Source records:

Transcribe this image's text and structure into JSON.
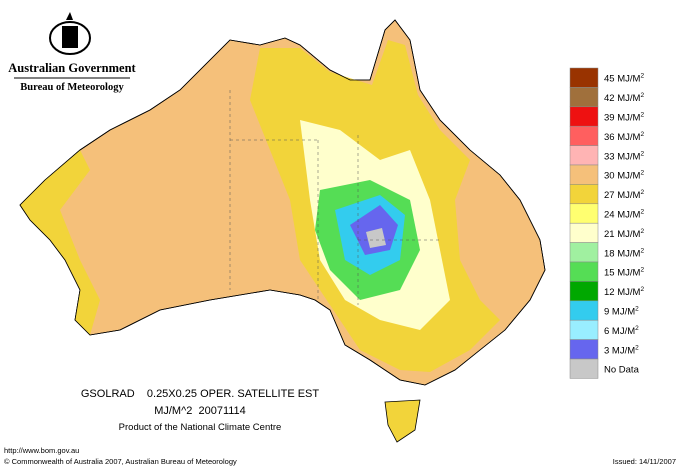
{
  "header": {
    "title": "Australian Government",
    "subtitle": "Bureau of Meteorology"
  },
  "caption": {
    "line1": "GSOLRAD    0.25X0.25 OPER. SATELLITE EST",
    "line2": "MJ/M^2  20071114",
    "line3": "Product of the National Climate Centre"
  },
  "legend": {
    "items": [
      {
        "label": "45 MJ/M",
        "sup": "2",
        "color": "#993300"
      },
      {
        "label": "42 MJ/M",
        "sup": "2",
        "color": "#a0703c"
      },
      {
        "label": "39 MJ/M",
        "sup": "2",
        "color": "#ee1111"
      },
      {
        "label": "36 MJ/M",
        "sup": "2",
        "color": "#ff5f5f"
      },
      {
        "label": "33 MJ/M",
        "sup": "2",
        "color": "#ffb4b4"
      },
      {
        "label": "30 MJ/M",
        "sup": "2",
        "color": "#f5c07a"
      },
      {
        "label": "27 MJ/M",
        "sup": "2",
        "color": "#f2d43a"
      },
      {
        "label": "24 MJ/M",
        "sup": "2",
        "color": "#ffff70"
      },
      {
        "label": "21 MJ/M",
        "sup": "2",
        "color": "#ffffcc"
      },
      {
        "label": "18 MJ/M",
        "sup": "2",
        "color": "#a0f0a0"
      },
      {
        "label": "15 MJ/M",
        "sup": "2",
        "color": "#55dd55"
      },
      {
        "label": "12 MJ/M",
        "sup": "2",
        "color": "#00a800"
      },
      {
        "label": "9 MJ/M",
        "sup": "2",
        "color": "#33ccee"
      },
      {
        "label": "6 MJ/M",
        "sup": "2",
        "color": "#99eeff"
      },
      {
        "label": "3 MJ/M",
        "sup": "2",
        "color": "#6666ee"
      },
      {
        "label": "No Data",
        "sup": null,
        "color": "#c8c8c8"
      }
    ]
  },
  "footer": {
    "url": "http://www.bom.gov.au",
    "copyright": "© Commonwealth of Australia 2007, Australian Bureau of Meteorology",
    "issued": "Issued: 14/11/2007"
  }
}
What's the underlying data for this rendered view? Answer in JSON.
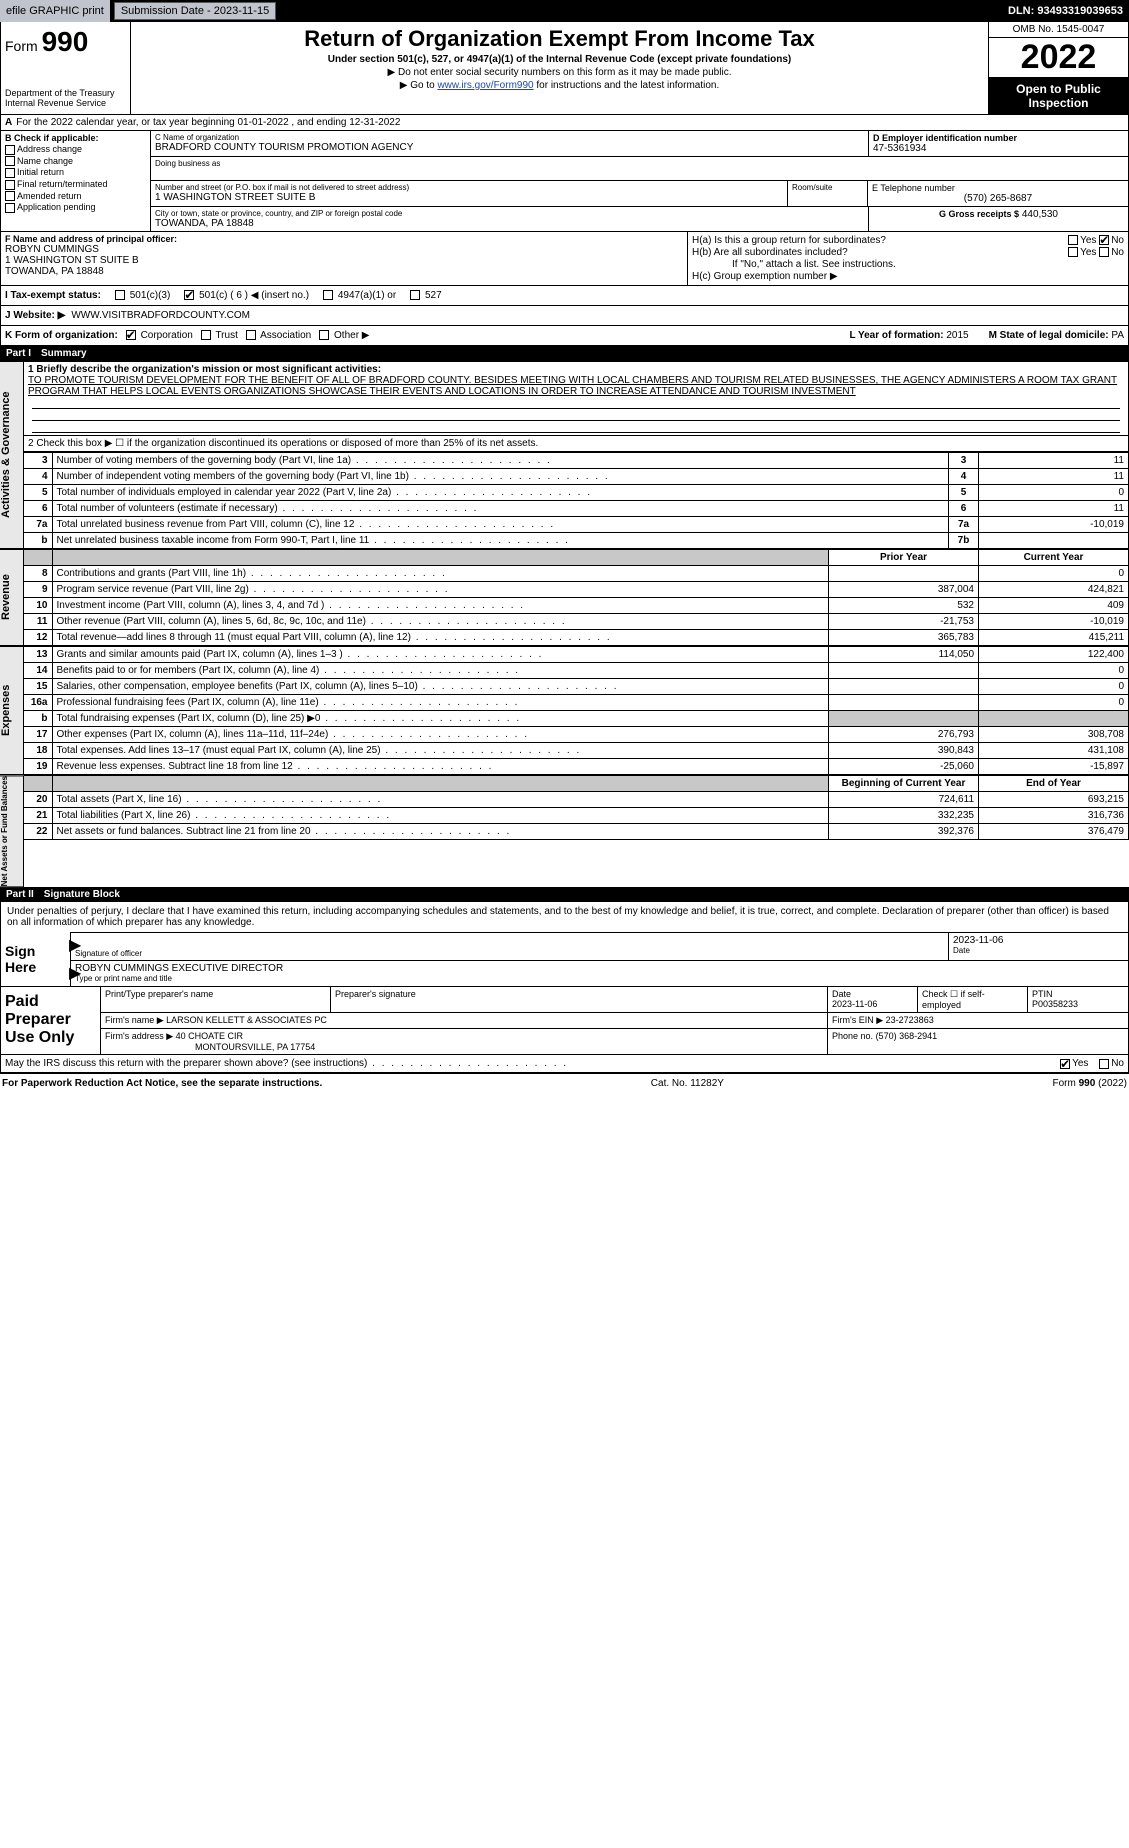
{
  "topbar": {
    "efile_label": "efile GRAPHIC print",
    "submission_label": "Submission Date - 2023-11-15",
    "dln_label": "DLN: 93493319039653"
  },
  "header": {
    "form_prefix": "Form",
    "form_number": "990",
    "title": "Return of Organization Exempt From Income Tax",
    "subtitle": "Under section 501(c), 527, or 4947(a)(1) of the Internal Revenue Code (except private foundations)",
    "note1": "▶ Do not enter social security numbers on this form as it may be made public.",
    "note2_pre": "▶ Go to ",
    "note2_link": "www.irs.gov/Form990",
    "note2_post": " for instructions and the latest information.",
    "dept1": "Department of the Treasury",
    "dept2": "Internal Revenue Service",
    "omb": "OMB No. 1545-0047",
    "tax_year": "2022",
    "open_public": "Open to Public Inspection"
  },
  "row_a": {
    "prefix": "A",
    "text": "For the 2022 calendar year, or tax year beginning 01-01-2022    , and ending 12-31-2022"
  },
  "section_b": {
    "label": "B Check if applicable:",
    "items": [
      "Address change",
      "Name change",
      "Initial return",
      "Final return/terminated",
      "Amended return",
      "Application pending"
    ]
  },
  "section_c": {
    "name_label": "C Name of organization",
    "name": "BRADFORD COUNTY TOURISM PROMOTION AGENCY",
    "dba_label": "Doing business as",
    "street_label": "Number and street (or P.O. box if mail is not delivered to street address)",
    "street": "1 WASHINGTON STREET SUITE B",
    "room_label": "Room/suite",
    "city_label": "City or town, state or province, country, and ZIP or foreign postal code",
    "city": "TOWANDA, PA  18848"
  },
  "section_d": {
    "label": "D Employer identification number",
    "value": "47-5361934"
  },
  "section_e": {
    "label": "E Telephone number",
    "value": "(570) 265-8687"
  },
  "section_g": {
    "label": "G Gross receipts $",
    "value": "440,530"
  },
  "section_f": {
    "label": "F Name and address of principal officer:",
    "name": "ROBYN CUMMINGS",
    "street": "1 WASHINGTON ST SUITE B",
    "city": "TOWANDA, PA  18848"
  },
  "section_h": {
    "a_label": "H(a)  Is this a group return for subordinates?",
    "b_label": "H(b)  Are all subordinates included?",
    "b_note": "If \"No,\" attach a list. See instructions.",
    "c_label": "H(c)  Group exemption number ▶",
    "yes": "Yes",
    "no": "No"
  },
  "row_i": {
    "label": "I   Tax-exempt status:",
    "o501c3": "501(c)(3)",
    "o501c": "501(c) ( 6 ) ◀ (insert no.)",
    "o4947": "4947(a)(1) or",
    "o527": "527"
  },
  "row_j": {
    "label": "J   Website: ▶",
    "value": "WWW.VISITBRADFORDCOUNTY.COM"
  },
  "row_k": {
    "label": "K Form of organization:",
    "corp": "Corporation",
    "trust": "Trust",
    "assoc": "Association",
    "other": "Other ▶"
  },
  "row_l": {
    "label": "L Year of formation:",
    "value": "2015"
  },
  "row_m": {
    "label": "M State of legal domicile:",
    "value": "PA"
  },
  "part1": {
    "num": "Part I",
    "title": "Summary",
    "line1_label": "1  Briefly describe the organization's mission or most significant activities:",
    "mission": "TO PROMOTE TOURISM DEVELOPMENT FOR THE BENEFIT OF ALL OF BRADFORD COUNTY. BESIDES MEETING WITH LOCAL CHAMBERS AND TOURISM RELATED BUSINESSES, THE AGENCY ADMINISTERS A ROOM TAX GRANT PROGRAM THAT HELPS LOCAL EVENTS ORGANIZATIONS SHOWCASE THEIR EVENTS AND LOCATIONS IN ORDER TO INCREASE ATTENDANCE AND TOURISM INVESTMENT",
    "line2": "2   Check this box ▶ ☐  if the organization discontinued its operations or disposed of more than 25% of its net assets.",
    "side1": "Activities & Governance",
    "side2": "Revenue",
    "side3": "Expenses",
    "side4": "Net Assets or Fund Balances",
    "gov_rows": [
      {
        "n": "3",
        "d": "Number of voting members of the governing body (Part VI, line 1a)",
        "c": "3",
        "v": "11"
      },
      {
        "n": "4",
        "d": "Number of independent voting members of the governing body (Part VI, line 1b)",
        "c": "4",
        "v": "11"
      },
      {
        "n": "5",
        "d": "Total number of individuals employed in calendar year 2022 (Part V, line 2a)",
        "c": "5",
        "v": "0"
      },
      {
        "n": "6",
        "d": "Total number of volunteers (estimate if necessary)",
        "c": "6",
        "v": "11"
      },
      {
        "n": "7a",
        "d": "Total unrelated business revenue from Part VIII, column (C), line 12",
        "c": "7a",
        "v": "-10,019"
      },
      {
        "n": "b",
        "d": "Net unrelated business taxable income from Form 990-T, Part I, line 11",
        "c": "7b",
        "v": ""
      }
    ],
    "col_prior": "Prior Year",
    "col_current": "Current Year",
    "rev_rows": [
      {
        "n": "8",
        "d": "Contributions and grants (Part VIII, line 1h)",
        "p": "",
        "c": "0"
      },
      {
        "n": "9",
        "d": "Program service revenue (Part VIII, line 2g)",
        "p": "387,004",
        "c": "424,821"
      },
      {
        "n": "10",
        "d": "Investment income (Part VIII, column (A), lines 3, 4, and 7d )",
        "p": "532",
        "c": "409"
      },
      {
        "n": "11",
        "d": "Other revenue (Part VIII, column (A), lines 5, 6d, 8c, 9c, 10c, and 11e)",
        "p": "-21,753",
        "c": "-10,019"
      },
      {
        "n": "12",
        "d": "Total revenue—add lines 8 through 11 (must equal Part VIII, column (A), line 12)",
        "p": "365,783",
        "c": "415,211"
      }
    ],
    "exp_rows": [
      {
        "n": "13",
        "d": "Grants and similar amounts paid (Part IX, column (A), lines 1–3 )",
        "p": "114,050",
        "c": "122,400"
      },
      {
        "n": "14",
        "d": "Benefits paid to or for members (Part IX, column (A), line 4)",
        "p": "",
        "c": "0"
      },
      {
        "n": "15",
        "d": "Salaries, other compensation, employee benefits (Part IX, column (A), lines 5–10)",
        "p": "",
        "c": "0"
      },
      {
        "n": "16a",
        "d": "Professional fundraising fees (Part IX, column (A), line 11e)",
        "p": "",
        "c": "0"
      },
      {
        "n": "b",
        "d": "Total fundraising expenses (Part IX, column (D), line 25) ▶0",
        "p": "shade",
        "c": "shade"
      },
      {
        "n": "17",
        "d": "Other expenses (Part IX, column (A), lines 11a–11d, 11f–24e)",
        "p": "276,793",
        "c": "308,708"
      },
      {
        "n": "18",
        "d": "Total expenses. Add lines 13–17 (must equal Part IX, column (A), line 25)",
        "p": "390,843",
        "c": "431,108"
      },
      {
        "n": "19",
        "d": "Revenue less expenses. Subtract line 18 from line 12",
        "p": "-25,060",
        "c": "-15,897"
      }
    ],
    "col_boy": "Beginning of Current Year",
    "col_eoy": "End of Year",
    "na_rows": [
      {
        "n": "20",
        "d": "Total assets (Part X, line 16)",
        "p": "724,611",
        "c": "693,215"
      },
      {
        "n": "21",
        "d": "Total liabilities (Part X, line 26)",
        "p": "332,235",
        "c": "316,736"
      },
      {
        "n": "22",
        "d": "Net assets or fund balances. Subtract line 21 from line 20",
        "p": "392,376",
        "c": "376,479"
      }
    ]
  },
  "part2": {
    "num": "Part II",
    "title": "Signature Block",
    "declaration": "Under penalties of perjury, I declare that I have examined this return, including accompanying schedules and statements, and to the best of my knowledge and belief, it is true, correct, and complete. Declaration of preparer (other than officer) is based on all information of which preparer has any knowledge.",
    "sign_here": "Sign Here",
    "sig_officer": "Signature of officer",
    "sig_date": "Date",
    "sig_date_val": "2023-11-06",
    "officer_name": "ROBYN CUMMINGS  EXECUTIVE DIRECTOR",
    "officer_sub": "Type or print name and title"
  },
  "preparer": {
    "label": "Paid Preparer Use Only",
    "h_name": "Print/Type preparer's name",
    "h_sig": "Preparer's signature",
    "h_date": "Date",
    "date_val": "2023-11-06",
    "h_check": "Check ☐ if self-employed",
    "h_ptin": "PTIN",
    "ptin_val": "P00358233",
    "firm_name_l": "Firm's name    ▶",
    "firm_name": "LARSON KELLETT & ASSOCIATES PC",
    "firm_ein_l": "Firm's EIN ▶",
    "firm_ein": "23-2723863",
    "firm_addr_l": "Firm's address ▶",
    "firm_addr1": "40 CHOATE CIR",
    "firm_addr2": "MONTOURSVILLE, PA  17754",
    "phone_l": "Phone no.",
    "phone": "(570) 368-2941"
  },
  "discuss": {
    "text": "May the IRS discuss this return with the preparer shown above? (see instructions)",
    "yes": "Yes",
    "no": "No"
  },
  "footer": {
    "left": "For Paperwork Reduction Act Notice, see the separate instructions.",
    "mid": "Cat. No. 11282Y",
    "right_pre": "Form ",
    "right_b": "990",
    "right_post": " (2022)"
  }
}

◆ **Written request**: Give the number of lines in the listing above that hold the string "members", with nothing else.

◆ **The completed task**: 3